--- start Supplied data ---

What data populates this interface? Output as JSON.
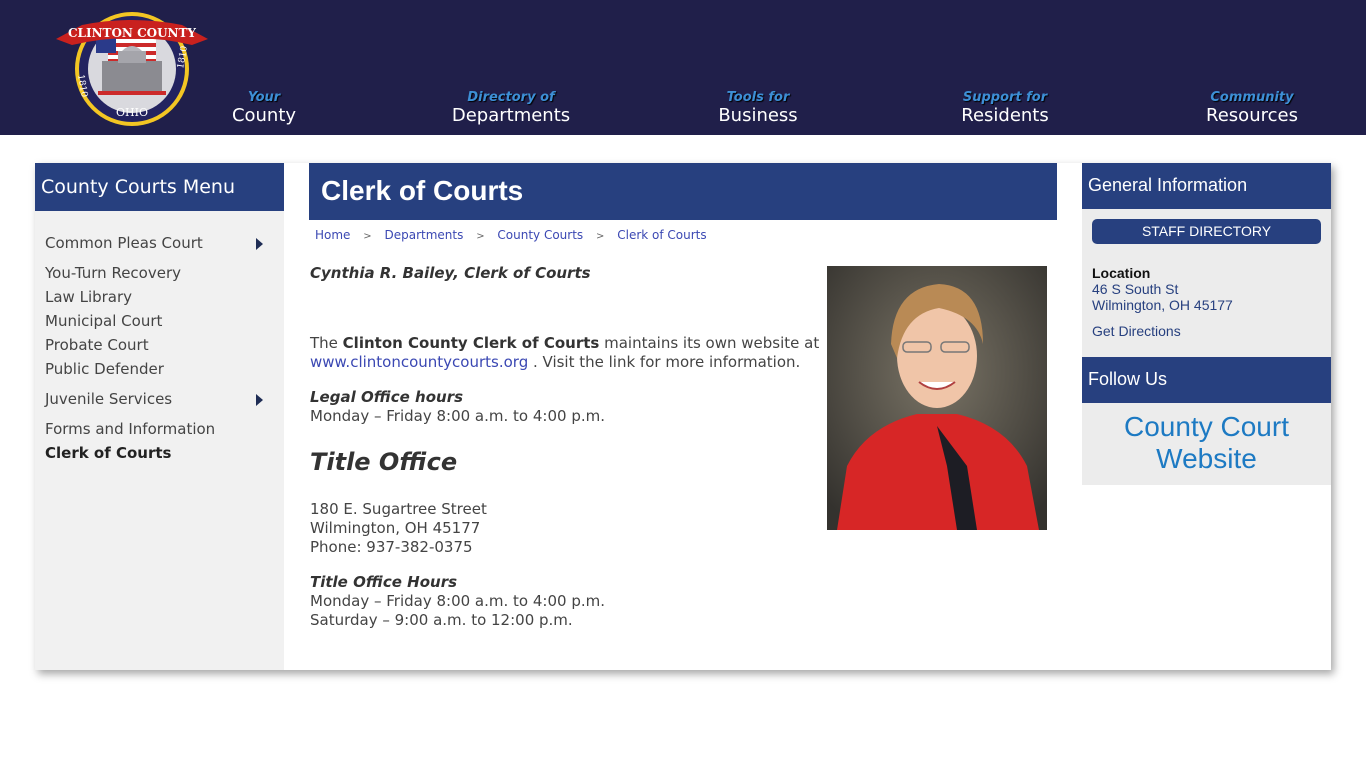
{
  "header": {
    "logo": {
      "banner_text": "CLINTON COUNTY",
      "year_left": "1810",
      "year_right": "1810",
      "state": "OHIO"
    },
    "nav": [
      {
        "sub": "Your",
        "main": "County"
      },
      {
        "sub": "Directory of",
        "main": "Departments"
      },
      {
        "sub": "Tools for",
        "main": "Business"
      },
      {
        "sub": "Support for",
        "main": "Residents"
      },
      {
        "sub": "Community",
        "main": "Resources"
      }
    ]
  },
  "left_nav": {
    "title": "County Courts Menu",
    "items": [
      {
        "label": "Common Pleas Court",
        "has_submenu": true
      },
      {
        "label": "You-Turn Recovery"
      },
      {
        "label": "Law Library"
      },
      {
        "label": "Municipal Court"
      },
      {
        "label": "Probate Court"
      },
      {
        "label": "Public Defender"
      },
      {
        "label": "Juvenile Services",
        "has_submenu": true
      },
      {
        "label": "Forms and Information"
      },
      {
        "label": "Clerk of Courts",
        "active": true
      }
    ]
  },
  "page": {
    "title": "Clerk of Courts",
    "breadcrumb": [
      "Home",
      "Departments",
      "County Courts",
      "Clerk of Courts"
    ],
    "breadcrumb_separator": ">",
    "name_line": "Cynthia R. Bailey, Clerk of Courts",
    "intro": {
      "pre": "The ",
      "bold": "Clinton County Clerk of Courts",
      "mid": " maintains its own website at ",
      "link": "www.clintoncountycourts.org",
      "post": " . Visit the link for more information."
    },
    "legal_hours_heading": "Legal Office hours",
    "legal_hours": "Monday – Friday 8:00 a.m. to 4:00 p.m.",
    "title_office_heading": "Title Office",
    "title_office_address": [
      "180 E. Sugartree Street",
      "Wilmington, OH 45177",
      "Phone: 937-382-0375"
    ],
    "title_hours_heading": "Title Office Hours",
    "title_hours": [
      "Monday – Friday 8:00 a.m. to 4:00 p.m.",
      "Saturday – 9:00 a.m. to 12:00 p.m."
    ],
    "photo_alt": "Cynthia R. Bailey portrait"
  },
  "right": {
    "general_title": "General Information",
    "staff_button": "STAFF DIRECTORY",
    "location_label": "Location",
    "location_lines": [
      "46 S South St",
      "Wilmington, OH 45177"
    ],
    "directions": "Get Directions",
    "follow_title": "Follow Us",
    "court_website": "County Court Website"
  },
  "colors": {
    "header_bg": "#201f4a",
    "accent_blue": "#27407f",
    "nav_sub": "#3d8fd6",
    "link": "#3b48b3",
    "court_link": "#1d7ac3"
  }
}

--- end Supplied data ---

Required task:
From the data above, work out how many lines contain the string "Cynthia" and reply with only the number.

Task result:
2